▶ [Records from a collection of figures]
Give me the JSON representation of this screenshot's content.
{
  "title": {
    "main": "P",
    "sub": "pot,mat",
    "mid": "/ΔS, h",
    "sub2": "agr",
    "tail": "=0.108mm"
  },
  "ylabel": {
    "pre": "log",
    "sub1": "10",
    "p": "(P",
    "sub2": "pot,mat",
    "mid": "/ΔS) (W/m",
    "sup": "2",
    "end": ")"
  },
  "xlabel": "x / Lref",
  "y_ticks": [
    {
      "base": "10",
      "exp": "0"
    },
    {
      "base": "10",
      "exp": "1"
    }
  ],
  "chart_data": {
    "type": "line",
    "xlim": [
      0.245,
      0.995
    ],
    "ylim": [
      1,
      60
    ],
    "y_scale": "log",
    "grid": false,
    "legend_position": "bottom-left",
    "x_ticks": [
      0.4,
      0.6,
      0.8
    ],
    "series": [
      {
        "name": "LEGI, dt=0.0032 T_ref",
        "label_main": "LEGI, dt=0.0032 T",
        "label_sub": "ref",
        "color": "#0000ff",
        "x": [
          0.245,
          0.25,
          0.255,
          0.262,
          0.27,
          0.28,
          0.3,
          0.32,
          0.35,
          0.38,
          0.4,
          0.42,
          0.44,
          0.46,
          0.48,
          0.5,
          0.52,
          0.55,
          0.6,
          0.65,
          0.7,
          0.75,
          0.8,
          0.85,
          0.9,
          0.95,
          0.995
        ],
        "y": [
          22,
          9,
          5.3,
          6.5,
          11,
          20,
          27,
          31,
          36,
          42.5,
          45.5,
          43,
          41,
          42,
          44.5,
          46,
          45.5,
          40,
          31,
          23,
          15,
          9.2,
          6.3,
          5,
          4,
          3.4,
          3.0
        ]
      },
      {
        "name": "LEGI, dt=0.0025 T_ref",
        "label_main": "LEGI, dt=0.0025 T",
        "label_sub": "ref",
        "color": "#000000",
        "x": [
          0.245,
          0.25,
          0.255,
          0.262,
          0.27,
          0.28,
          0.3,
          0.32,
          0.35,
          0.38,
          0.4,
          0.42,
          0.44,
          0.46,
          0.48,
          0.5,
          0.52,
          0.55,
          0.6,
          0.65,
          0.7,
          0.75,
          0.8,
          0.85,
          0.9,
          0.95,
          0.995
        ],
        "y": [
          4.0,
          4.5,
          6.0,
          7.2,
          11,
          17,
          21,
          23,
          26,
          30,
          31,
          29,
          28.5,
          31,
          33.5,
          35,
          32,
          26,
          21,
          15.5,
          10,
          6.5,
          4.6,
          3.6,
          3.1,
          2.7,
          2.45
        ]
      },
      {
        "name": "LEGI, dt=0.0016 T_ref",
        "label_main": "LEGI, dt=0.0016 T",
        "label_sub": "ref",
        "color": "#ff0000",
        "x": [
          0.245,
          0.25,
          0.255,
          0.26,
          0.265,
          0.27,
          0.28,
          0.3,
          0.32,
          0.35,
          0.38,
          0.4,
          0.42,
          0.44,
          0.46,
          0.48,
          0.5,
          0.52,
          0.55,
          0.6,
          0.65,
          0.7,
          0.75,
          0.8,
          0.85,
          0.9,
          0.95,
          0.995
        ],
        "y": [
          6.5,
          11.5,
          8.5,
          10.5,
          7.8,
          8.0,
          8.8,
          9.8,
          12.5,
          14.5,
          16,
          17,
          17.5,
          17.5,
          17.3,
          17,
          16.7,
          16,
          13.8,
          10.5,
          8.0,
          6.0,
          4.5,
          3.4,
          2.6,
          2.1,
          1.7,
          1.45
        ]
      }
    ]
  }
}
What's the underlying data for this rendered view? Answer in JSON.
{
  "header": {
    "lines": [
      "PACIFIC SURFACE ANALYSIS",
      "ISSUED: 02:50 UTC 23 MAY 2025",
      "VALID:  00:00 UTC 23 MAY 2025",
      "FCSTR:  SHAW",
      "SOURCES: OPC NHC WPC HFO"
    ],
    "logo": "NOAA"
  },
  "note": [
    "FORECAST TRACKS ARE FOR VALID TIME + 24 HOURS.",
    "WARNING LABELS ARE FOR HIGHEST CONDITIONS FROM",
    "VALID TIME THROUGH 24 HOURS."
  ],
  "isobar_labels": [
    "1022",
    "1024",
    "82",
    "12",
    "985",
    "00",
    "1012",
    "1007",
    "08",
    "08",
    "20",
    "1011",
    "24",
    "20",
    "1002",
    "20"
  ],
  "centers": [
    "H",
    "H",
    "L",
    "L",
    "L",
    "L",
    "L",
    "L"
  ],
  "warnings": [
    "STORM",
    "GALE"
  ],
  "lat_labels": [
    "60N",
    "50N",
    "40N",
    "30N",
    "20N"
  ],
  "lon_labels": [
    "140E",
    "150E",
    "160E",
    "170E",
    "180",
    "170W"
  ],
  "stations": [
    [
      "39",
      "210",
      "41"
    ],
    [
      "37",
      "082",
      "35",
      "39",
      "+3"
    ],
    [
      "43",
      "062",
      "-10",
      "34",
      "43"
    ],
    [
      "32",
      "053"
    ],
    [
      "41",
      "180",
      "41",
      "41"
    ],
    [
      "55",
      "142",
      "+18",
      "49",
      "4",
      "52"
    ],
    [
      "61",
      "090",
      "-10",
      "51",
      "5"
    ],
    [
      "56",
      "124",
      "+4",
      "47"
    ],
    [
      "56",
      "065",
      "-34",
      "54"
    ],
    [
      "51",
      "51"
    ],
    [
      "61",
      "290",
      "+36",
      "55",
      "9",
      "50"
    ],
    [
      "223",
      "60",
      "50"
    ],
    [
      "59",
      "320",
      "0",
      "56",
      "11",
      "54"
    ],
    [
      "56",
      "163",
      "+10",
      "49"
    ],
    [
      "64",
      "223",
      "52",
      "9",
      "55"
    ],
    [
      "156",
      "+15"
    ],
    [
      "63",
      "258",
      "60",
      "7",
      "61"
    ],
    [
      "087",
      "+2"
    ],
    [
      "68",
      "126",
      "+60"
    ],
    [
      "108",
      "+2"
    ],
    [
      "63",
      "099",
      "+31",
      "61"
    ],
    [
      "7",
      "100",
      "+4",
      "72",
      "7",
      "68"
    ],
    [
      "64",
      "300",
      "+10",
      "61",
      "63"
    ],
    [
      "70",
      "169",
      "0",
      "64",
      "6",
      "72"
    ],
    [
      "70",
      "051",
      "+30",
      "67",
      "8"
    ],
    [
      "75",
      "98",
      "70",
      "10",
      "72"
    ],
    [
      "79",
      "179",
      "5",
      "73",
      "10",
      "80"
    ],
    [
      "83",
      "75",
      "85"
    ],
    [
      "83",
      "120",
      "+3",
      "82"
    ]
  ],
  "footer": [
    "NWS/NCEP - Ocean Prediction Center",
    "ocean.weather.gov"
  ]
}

▶ [Directions] Extract every line above containing the word "HOURS".

▶ [Solution]
    "FORECAST TRACKS ARE FOR VALID TIME + 24 HOURS.",
    "VALID TIME THROUGH 24 HOURS."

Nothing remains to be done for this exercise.